Required task:
Repeat the data below exactly, dropping any pictures it holds.

-*-

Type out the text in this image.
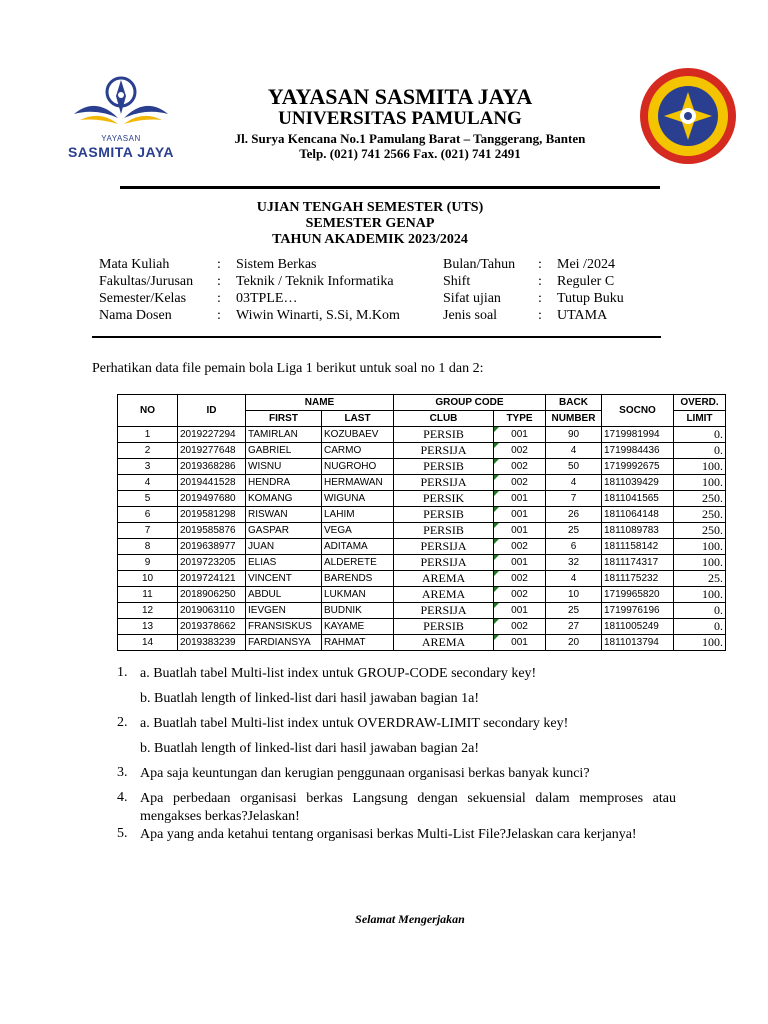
YAYASAN
SASMITA JAYA
YAYASAN SASMITA JAYA
UNIVERSITAS PAMULANG
Jl. Surya Kencana No.1 Pamulang Barat – Tanggerang, Banten
Telp. (021) 741 2566 Fax. (021) 741 2491
UJIAN TENGAH SEMESTER (UTS)
SEMESTER GENAP
TAHUN AKADEMIK 2023/2024
Mata Kuliah	: Sistem Berkas
Fakultas/Jurusan : Teknik / Teknik Informatika
Semester/Kelas : 03TPLE…
Nama Dosen	: Wiwin Winarti, S.Si, M.Kom
Bulan/Tahun : Mei /2024
Shift	: Reguler C
Sifat ujian	: Tutup Buku
Jenis soal	: UTAMA
Perhatikan data file pemain bola Liga 1 berikut untuk soal no 1 dan 2:
NO	ID	NAME		GROUP CODE		BACK	SOCNO	OVERD.
		FIRST	LAST	CLUB	TYPE	NUMBER		LIMIT
1	2019227294	TAMIRLAN	KOZUBAEV	PERSIB	001	90	1719981994	0.
2	2019277648	GABRIEL	CARMO	PERSIJA	002	4	1719984436	0.
3	2019368286	WISNU	NUGROHO	PERSIB	002	50	1719992675	100.
4	2019441528	HENDRA	HERMAWAN	PERSIJA	002	4	1811039429	100.
5	2019497680	KOMANG	WIGUNA	PERSIK	001	7	1811041565	250.
6	2019581298	RISWAN	LAHIM	PERSIB	001	26	1811064148	250.
7	2019585876	GASPAR	VEGA	PERSIB	001	25	1811089783	250.
8	2019638977	JUAN	ADITAMA	PERSIJA	002	6	1811158142	100.
9	2019723205	ELIAS	ALDERETE	PERSIJA	001	32	1811174317	100.
10	2019724121	VINCENT	BARENDS	AREMA	002	4	1811175232	25.
11	2018906250	ABDUL	LUKMAN	AREMA	002	10	1719965820	100.
12	2019063110	IEVGEN	BUDNIK	PERSIJA	001	25	1719976196	0.
13	2019378662	FRANSISKUS	KAYAME	PERSIB	002	27	1811005249	0.
14	2019383239	FARDIANSYA	RAHMAT	AREMA	001	20	1811013794	100.
1. a. Buatlah tabel Multi-list index untuk GROUP-CODE secondary key!
b. Buatlah length of linked-list dari hasil jawaban bagian 1a!
2. a. Buatlah tabel Multi-list index untuk OVERDRAW-LIMIT secondary key!
b. Buatlah length of linked-list dari hasil jawaban bagian 2a!
3. Apa saja keuntungan dan kerugian penggunaan organisasi berkas banyak kunci?
4. Apa perbedaan organisasi berkas Langsung dengan sekuensial dalam memproses atau mengakses berkas?Jelaskan!
5. Apa yang anda ketahui tentang organisasi berkas Multi-List File?Jelaskan cara kerjanya!
Selamat Mengerjakan
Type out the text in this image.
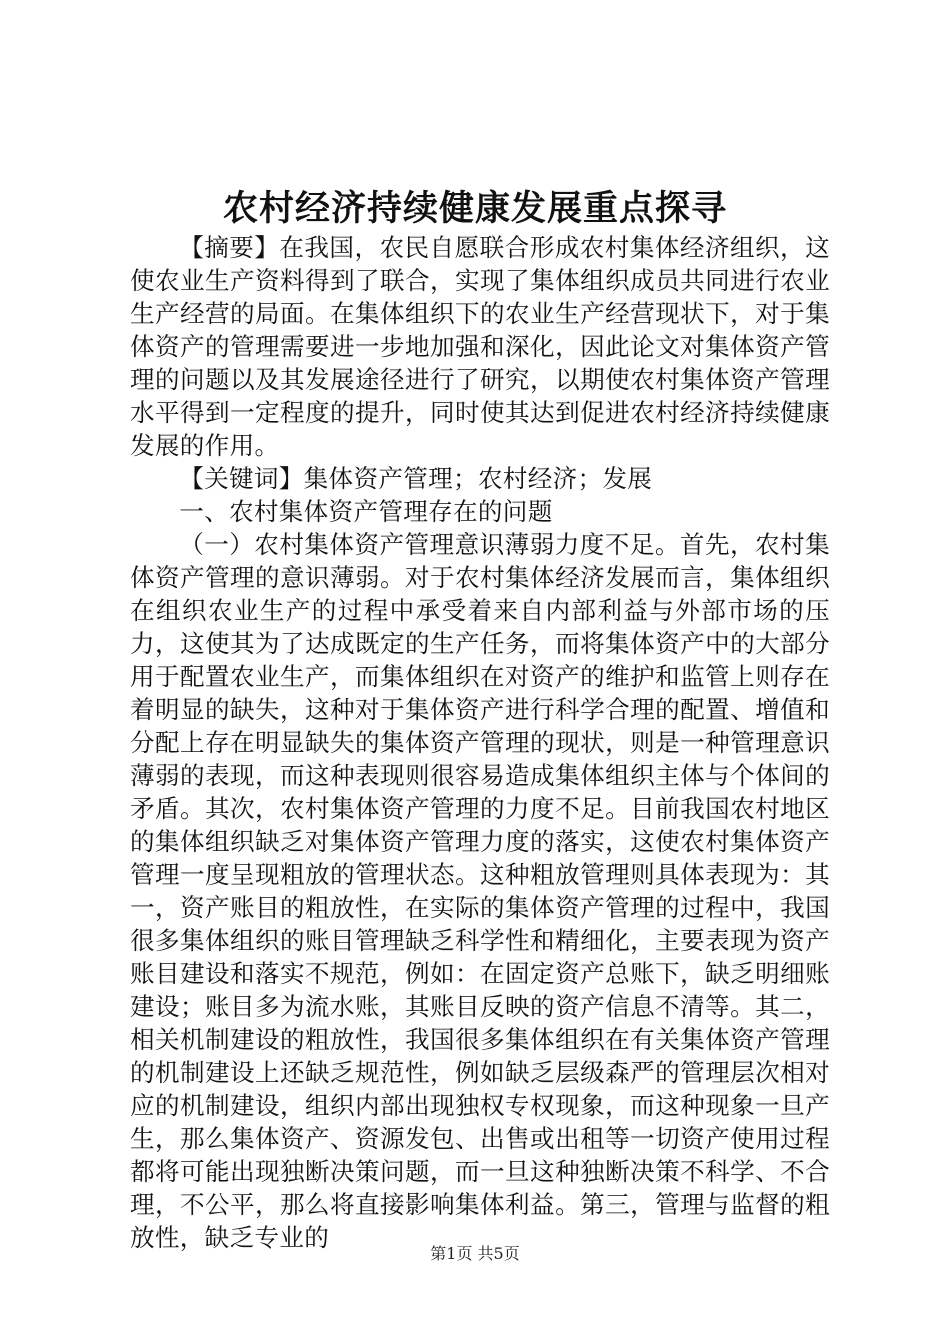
农村经济持续健康发展重点探寻

【摘要】在我国，农民自愿联合形成农村集体经济组织，这使农业生产资料得到了联合，实现了集体组织成员共同进行农业生产经营的局面。在集体组织下的农业生产经营现状下，对于集体资产的管理需要进一步地加强和深化，因此论文对集体资产管理的问题以及其发展途径进行了研究，以期使农村集体资产管理水平得到一定程度的提升，同时使其达到促进农村经济持续健康发展的作用。

【关键词】集体资产管理；农村经济；发展

一、农村集体资产管理存在的问题

（一）农村集体资产管理意识薄弱力度不足。首先，农村集体资产管理的意识薄弱。对于农村集体经济发展而言，集体组织在组织农业生产的过程中承受着来自内部利益与外部市场的压力，这使其为了达成既定的生产任务，而将集体资产中的大部分用于配置农业生产，而集体组织在对资产的维护和监管上则存在着明显的缺失，这种对于集体资产进行科学合理的配置、增值和分配上存在明显缺失的集体资产管理的现状，则是一种管理意识薄弱的表现，而这种表现则很容易造成集体组织主体与个体间的矛盾。其次，农村集体资产管理的力度不足。目前我国农村地区的集体组织缺乏对集体资产管理力度的落实，这使农村集体资产管理一度呈现粗放的管理状态。这种粗放管理则具体表现为：其一，资产账目的粗放性，在实际的集体资产管理的过程中，我国很多集体组织的账目管理缺乏科学性和精细化，主要表现为资产账目建设和落实不规范，例如：在固定资产总账下，缺乏明细账建设；账目多为流水账，其账目反映的资产信息不清等。其二，相关机制建设的粗放性，我国很多集体组织在有关集体资产管理的机制建设上还缺乏规范性，例如缺乏层级森严的管理层次相对应的机制建设，组织内部出现独权专权现象，而这种现象一旦产生，那么集体资产、资源发包、出售或出租等一切资产使用过程都将可能出现独断决策问题，而一旦这种独断决策不科学、不合理，不公平，那么将直接影响集体利益。第三，管理与监督的粗放性，缺乏专业的

第1页 共5页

-*-

Result:
Type out the text in this image.
YAYASAN
SASMITA JAYA
YAYASAN SASMITA JAYA
UNIVERSITAS PAMULANG
Jl. Surya Kencana No.1 Pamulang Barat – Tanggerang, Banten
Telp. (021) 741 2566 Fax. (021) 741 2491
UJIAN TENGAH SEMESTER (UTS)
SEMESTER GENAP
TAHUN AKADEMIK 2023/2024
Mata Kuliah	: Sistem Berkas
Fakultas/Jurusan : Teknik / Teknik Informatika
Semester/Kelas : 03TPLE…
Nama Dosen	: Wiwin Winarti, S.Si, M.Kom
Bulan/Tahun : Mei /2024
Shift	: Reguler C
Sifat ujian	: Tutup Buku
Jenis soal	: UTAMA
Perhatikan data file pemain bola Liga 1 berikut untuk soal no 1 dan 2:
NO	ID	NAME		GROUP CODE		BACK	SOCNO	OVERD.
		FIRST	LAST	CLUB	TYPE	NUMBER		LIMIT
1	2019227294	TAMIRLAN	KOZUBAEV	PERSIB	001	90	1719981994	0.
2	2019277648	GABRIEL	CARMO	PERSIJA	002	4	1719984436	0.
3	2019368286	WISNU	NUGROHO	PERSIB	002	50	1719992675	100.
4	2019441528	HENDRA	HERMAWAN	PERSIJA	002	4	1811039429	100.
5	2019497680	KOMANG	WIGUNA	PERSIK	001	7	1811041565	250.
6	2019581298	RISWAN	LAHIM	PERSIB	001	26	1811064148	250.
7	2019585876	GASPAR	VEGA	PERSIB	001	25	1811089783	250.
8	2019638977	JUAN	ADITAMA	PERSIJA	002	6	1811158142	100.
9	2019723205	ELIAS	ALDERETE	PERSIJA	001	32	1811174317	100.
10	2019724121	VINCENT	BARENDS	AREMA	002	4	1811175232	25.
11	2018906250	ABDUL	LUKMAN	AREMA	002	10	1719965820	100.
12	2019063110	IEVGEN	BUDNIK	PERSIJA	001	25	1719976196	0.
13	2019378662	FRANSISKUS	KAYAME	PERSIB	002	27	1811005249	0.
14	2019383239	FARDIANSYA	RAHMAT	AREMA	001	20	1811013794	100.
1. a. Buatlah tabel Multi-list index untuk GROUP-CODE secondary key!
b. Buatlah length of linked-list dari hasil jawaban bagian 1a!
2. a. Buatlah tabel Multi-list index untuk OVERDRAW-LIMIT secondary key!
b. Buatlah length of linked-list dari hasil jawaban bagian 2a!
3. Apa saja keuntungan dan kerugian penggunaan organisasi berkas banyak kunci?
4. Apa perbedaan organisasi berkas Langsung dengan sekuensial dalam memproses atau mengakses berkas?Jelaskan!
5. Apa yang anda ketahui tentang organisasi berkas Multi-List File?Jelaskan cara kerjanya!
Selamat Mengerjakan
Type out the text in this image.
农村经济持续健康发展重点探寻

【摘要】在我国，农民自愿联合形成农村集体经济组织，这使农业生产资料得到了联合，实现了集体组织成员共同进行农业生产经营的局面。在集体组织下的农业生产经营现状下，对于集体资产的管理需要进一步地加强和深化，因此论文对集体资产管理的问题以及其发展途径进行了研究，以期使农村集体资产管理水平得到一定程度的提升，同时使其达到促进农村经济持续健康发展的作用。

【关键词】集体资产管理；农村经济；发展

一、农村集体资产管理存在的问题

（一）农村集体资产管理意识薄弱力度不足。首先，农村集体资产管理的意识薄弱。对于农村集体经济发展而言，集体组织在组织农业生产的过程中承受着来自内部利益与外部市场的压力，这使其为了达成既定的生产任务，而将集体资产中的大部分用于配置农业生产，而集体组织在对资产的维护和监管上则存在着明显的缺失，这种对于集体资产进行科学合理的配置、增值和分配上存在明显缺失的集体资产管理的现状，则是一种管理意识薄弱的表现，而这种表现则很容易造成集体组织主体与个体间的矛盾。其次，农村集体资产管理的力度不足。目前我国农村地区的集体组织缺乏对集体资产管理力度的落实，这使农村集体资产管理一度呈现粗放的管理状态。这种粗放管理则具体表现为：其一，资产账目的粗放性，在实际的集体资产管理的过程中，我国很多集体组织的账目管理缺乏科学性和精细化，主要表现为资产账目建设和落实不规范，例如：在固定资产总账下，缺乏明细账建设；账目多为流水账，其账目反映的资产信息不清等。其二，相关机制建设的粗放性，我国很多集体组织在有关集体资产管理的机制建设上还缺乏规范性，例如缺乏层级森严的管理层次相对应的机制建设，组织内部出现独权专权现象，而这种现象一旦产生，那么集体资产、资源发包、出售或出租等一切资产使用过程都将可能出现独断决策问题，而一旦这种独断决策不科学、不合理，不公平，那么将直接影响集体利益。第三，管理与监督的粗放性，缺乏专业的

第1页 共5页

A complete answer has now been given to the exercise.